A block of data:

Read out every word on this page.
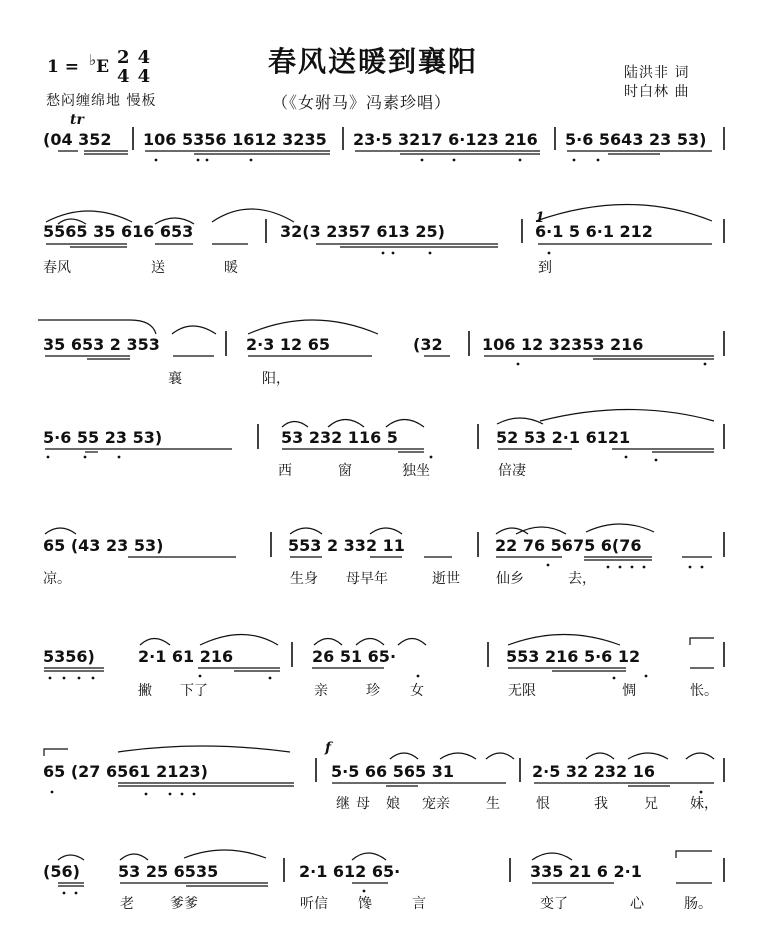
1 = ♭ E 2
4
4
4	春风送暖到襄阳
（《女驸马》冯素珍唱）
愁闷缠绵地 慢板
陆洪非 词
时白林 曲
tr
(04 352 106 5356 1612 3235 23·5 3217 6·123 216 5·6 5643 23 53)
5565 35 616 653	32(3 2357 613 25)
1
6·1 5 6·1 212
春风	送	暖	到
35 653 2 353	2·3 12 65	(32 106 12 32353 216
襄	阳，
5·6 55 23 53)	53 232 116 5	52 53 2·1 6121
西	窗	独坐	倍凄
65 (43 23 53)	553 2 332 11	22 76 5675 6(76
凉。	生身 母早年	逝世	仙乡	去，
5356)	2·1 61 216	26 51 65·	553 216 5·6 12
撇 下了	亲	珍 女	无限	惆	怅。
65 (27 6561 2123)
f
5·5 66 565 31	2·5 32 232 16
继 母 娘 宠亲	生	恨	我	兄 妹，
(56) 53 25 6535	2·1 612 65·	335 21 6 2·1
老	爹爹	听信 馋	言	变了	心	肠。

*Given problem:*
Write out the records above exactly as they appear, leaving out any pictures.

*Response for this exercise:*
Read out every word on this page.
1 = ♭ E 2
4
4
4	春风送暖到襄阳
（《女驸马》冯素珍唱）
愁闷缠绵地 慢板
陆洪非 词
时白林 曲
tr
(04 352 106 5356 1612 3235 23·5 3217 6·123 216 5·6 5643 23 53)
5565 35 616 653	32(3 2357 613 25)
1
6·1 5 6·1 212
春风	送	暖	到
35 653 2 353	2·3 12 65	(32 106 12 32353 216
襄	阳，
5·6 55 23 53)	53 232 116 5	52 53 2·1 6121
西	窗	独坐	倍凄
65 (43 23 53)	553 2 332 11	22 76 5675 6(76
凉。	生身 母早年	逝世	仙乡	去，
5356)	2·1 61 216	26 51 65·	553 216 5·6 12
撇 下了	亲	珍 女	无限	惆	怅。
65 (27 6561 2123)
f
5·5 66 565 31	2·5 32 232 16
继 母 娘 宠亲	生	恨	我	兄 妹，
(56) 53 25 6535	2·1 612 65·	335 21 6 2·1
老	爹爹	听信 馋	言	变了	心	肠。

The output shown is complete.